Stored rows:
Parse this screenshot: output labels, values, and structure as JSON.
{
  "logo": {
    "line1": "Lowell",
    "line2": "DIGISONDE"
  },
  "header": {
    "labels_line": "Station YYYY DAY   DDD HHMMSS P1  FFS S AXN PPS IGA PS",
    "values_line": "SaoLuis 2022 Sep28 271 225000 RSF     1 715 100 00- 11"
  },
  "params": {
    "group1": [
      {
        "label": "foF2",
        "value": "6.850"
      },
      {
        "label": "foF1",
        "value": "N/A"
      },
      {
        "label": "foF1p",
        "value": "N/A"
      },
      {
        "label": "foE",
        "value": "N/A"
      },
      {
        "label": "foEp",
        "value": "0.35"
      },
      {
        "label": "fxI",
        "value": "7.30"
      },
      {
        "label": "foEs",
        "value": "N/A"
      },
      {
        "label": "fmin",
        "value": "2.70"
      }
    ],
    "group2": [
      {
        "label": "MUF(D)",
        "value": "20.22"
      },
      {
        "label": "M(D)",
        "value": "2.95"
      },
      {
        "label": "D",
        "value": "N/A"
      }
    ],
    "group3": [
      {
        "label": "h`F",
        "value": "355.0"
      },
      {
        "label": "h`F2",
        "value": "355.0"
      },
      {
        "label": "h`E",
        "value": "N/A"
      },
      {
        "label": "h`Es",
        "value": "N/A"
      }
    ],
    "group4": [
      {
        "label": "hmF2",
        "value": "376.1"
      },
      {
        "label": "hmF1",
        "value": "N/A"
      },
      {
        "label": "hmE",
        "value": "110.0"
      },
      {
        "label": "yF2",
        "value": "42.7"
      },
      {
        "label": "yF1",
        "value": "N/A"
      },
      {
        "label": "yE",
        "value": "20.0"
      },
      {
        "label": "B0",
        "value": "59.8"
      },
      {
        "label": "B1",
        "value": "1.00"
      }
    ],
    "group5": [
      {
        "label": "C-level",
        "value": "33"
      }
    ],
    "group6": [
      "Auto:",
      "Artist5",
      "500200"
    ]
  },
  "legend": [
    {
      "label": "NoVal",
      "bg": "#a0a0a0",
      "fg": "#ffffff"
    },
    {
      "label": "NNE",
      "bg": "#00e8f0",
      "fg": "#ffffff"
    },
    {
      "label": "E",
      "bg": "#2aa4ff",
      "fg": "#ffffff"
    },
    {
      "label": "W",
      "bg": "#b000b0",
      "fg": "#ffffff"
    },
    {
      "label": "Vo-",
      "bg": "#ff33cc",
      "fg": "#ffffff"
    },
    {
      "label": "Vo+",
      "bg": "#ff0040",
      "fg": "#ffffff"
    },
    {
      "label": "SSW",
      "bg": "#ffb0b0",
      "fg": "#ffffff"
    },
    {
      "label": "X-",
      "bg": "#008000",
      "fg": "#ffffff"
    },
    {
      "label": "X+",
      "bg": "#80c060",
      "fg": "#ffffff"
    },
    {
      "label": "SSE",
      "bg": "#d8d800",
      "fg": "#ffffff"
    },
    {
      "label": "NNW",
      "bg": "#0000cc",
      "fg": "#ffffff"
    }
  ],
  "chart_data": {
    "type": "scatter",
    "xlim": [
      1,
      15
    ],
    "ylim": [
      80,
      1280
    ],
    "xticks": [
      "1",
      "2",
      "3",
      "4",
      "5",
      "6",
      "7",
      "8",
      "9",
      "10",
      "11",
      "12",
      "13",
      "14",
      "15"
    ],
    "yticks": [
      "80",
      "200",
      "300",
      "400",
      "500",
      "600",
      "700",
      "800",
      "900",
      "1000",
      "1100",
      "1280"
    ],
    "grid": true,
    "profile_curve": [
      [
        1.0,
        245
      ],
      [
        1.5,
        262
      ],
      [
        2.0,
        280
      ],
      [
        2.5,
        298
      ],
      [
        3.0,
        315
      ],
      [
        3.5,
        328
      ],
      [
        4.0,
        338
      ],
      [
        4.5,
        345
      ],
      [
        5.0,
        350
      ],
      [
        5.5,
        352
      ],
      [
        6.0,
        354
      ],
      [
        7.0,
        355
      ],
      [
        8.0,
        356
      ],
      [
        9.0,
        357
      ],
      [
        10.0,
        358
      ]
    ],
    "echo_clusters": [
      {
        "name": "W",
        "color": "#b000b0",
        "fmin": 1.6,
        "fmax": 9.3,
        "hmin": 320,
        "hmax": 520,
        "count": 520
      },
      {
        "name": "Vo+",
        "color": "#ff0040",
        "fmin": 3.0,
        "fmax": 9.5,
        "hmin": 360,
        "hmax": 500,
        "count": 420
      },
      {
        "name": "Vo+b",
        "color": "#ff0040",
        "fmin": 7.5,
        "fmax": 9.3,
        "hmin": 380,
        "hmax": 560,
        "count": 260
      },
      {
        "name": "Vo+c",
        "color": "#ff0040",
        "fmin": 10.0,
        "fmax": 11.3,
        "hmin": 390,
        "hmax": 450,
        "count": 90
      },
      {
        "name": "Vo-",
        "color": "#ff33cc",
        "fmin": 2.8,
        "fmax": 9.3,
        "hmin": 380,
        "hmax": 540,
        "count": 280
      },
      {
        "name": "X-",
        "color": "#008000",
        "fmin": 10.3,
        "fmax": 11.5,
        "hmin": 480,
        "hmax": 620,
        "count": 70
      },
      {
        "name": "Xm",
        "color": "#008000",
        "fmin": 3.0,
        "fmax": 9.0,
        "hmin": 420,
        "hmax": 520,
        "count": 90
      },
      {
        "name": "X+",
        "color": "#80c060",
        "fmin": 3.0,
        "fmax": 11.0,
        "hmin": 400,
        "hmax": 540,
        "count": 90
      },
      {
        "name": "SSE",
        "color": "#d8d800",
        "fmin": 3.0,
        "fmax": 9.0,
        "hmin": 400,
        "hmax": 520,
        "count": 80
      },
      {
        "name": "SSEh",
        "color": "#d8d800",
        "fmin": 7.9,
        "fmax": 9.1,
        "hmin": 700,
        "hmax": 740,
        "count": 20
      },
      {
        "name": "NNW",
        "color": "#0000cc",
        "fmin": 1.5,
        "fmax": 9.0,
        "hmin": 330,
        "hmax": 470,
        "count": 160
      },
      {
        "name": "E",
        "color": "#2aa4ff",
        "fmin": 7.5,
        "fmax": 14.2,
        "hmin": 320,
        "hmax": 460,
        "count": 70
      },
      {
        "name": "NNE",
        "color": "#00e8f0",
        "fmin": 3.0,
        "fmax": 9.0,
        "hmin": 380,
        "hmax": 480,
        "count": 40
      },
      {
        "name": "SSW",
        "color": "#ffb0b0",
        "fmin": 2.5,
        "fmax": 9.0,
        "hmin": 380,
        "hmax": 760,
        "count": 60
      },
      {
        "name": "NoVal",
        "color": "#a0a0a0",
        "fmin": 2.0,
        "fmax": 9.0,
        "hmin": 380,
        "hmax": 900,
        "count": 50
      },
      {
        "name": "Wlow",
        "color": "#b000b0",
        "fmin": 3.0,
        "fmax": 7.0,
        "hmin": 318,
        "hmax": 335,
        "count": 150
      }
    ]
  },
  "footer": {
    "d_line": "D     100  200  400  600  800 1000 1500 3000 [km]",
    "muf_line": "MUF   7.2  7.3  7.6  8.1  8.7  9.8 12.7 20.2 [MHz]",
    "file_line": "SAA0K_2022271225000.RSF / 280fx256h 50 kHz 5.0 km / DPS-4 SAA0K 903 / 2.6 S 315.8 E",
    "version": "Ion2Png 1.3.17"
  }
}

What this task involves: Reproduce all of the data exactly as given.

Completed task:
Parse this screenshot: output labels, values, and structure as JSON.
{
  "logo": {
    "line1": "Lowell",
    "line2": "DIGISONDE"
  },
  "header": {
    "labels_line": "Station YYYY DAY   DDD HHMMSS P1  FFS S AXN PPS IGA PS",
    "values_line": "SaoLuis 2022 Sep28 271 225000 RSF     1 715 100 00- 11"
  },
  "params": {
    "group1": [
      {
        "label": "foF2",
        "value": "6.850"
      },
      {
        "label": "foF1",
        "value": "N/A"
      },
      {
        "label": "foF1p",
        "value": "N/A"
      },
      {
        "label": "foE",
        "value": "N/A"
      },
      {
        "label": "foEp",
        "value": "0.35"
      },
      {
        "label": "fxI",
        "value": "7.30"
      },
      {
        "label": "foEs",
        "value": "N/A"
      },
      {
        "label": "fmin",
        "value": "2.70"
      }
    ],
    "group2": [
      {
        "label": "MUF(D)",
        "value": "20.22"
      },
      {
        "label": "M(D)",
        "value": "2.95"
      },
      {
        "label": "D",
        "value": "N/A"
      }
    ],
    "group3": [
      {
        "label": "h`F",
        "value": "355.0"
      },
      {
        "label": "h`F2",
        "value": "355.0"
      },
      {
        "label": "h`E",
        "value": "N/A"
      },
      {
        "label": "h`Es",
        "value": "N/A"
      }
    ],
    "group4": [
      {
        "label": "hmF2",
        "value": "376.1"
      },
      {
        "label": "hmF1",
        "value": "N/A"
      },
      {
        "label": "hmE",
        "value": "110.0"
      },
      {
        "label": "yF2",
        "value": "42.7"
      },
      {
        "label": "yF1",
        "value": "N/A"
      },
      {
        "label": "yE",
        "value": "20.0"
      },
      {
        "label": "B0",
        "value": "59.8"
      },
      {
        "label": "B1",
        "value": "1.00"
      }
    ],
    "group5": [
      {
        "label": "C-level",
        "value": "33"
      }
    ],
    "group6": [
      "Auto:",
      "Artist5",
      "500200"
    ]
  },
  "legend": [
    {
      "label": "NoVal",
      "bg": "#a0a0a0",
      "fg": "#ffffff"
    },
    {
      "label": "NNE",
      "bg": "#00e8f0",
      "fg": "#ffffff"
    },
    {
      "label": "E",
      "bg": "#2aa4ff",
      "fg": "#ffffff"
    },
    {
      "label": "W",
      "bg": "#b000b0",
      "fg": "#ffffff"
    },
    {
      "label": "Vo-",
      "bg": "#ff33cc",
      "fg": "#ffffff"
    },
    {
      "label": "Vo+",
      "bg": "#ff0040",
      "fg": "#ffffff"
    },
    {
      "label": "SSW",
      "bg": "#ffb0b0",
      "fg": "#ffffff"
    },
    {
      "label": "X-",
      "bg": "#008000",
      "fg": "#ffffff"
    },
    {
      "label": "X+",
      "bg": "#80c060",
      "fg": "#ffffff"
    },
    {
      "label": "SSE",
      "bg": "#d8d800",
      "fg": "#ffffff"
    },
    {
      "label": "NNW",
      "bg": "#0000cc",
      "fg": "#ffffff"
    }
  ],
  "chart_data": {
    "type": "scatter",
    "xlim": [
      1,
      15
    ],
    "ylim": [
      80,
      1280
    ],
    "xticks": [
      "1",
      "2",
      "3",
      "4",
      "5",
      "6",
      "7",
      "8",
      "9",
      "10",
      "11",
      "12",
      "13",
      "14",
      "15"
    ],
    "yticks": [
      "80",
      "200",
      "300",
      "400",
      "500",
      "600",
      "700",
      "800",
      "900",
      "1000",
      "1100",
      "1280"
    ],
    "grid": true,
    "profile_curve": [
      [
        1.0,
        245
      ],
      [
        1.5,
        262
      ],
      [
        2.0,
        280
      ],
      [
        2.5,
        298
      ],
      [
        3.0,
        315
      ],
      [
        3.5,
        328
      ],
      [
        4.0,
        338
      ],
      [
        4.5,
        345
      ],
      [
        5.0,
        350
      ],
      [
        5.5,
        352
      ],
      [
        6.0,
        354
      ],
      [
        7.0,
        355
      ],
      [
        8.0,
        356
      ],
      [
        9.0,
        357
      ],
      [
        10.0,
        358
      ]
    ],
    "echo_clusters": [
      {
        "name": "W",
        "color": "#b000b0",
        "fmin": 1.6,
        "fmax": 9.3,
        "hmin": 320,
        "hmax": 520,
        "count": 520
      },
      {
        "name": "Vo+",
        "color": "#ff0040",
        "fmin": 3.0,
        "fmax": 9.5,
        "hmin": 360,
        "hmax": 500,
        "count": 420
      },
      {
        "name": "Vo+b",
        "color": "#ff0040",
        "fmin": 7.5,
        "fmax": 9.3,
        "hmin": 380,
        "hmax": 560,
        "count": 260
      },
      {
        "name": "Vo+c",
        "color": "#ff0040",
        "fmin": 10.0,
        "fmax": 11.3,
        "hmin": 390,
        "hmax": 450,
        "count": 90
      },
      {
        "name": "Vo-",
        "color": "#ff33cc",
        "fmin": 2.8,
        "fmax": 9.3,
        "hmin": 380,
        "hmax": 540,
        "count": 280
      },
      {
        "name": "X-",
        "color": "#008000",
        "fmin": 10.3,
        "fmax": 11.5,
        "hmin": 480,
        "hmax": 620,
        "count": 70
      },
      {
        "name": "Xm",
        "color": "#008000",
        "fmin": 3.0,
        "fmax": 9.0,
        "hmin": 420,
        "hmax": 520,
        "count": 90
      },
      {
        "name": "X+",
        "color": "#80c060",
        "fmin": 3.0,
        "fmax": 11.0,
        "hmin": 400,
        "hmax": 540,
        "count": 90
      },
      {
        "name": "SSE",
        "color": "#d8d800",
        "fmin": 3.0,
        "fmax": 9.0,
        "hmin": 400,
        "hmax": 520,
        "count": 80
      },
      {
        "name": "SSEh",
        "color": "#d8d800",
        "fmin": 7.9,
        "fmax": 9.1,
        "hmin": 700,
        "hmax": 740,
        "count": 20
      },
      {
        "name": "NNW",
        "color": "#0000cc",
        "fmin": 1.5,
        "fmax": 9.0,
        "hmin": 330,
        "hmax": 470,
        "count": 160
      },
      {
        "name": "E",
        "color": "#2aa4ff",
        "fmin": 7.5,
        "fmax": 14.2,
        "hmin": 320,
        "hmax": 460,
        "count": 70
      },
      {
        "name": "NNE",
        "color": "#00e8f0",
        "fmin": 3.0,
        "fmax": 9.0,
        "hmin": 380,
        "hmax": 480,
        "count": 40
      },
      {
        "name": "SSW",
        "color": "#ffb0b0",
        "fmin": 2.5,
        "fmax": 9.0,
        "hmin": 380,
        "hmax": 760,
        "count": 60
      },
      {
        "name": "NoVal",
        "color": "#a0a0a0",
        "fmin": 2.0,
        "fmax": 9.0,
        "hmin": 380,
        "hmax": 900,
        "count": 50
      },
      {
        "name": "Wlow",
        "color": "#b000b0",
        "fmin": 3.0,
        "fmax": 7.0,
        "hmin": 318,
        "hmax": 335,
        "count": 150
      }
    ]
  },
  "footer": {
    "d_line": "D     100  200  400  600  800 1000 1500 3000 [km]",
    "muf_line": "MUF   7.2  7.3  7.6  8.1  8.7  9.8 12.7 20.2 [MHz]",
    "file_line": "SAA0K_2022271225000.RSF / 280fx256h 50 kHz 5.0 km / DPS-4 SAA0K 903 / 2.6 S 315.8 E",
    "version": "Ion2Png 1.3.17"
  }
}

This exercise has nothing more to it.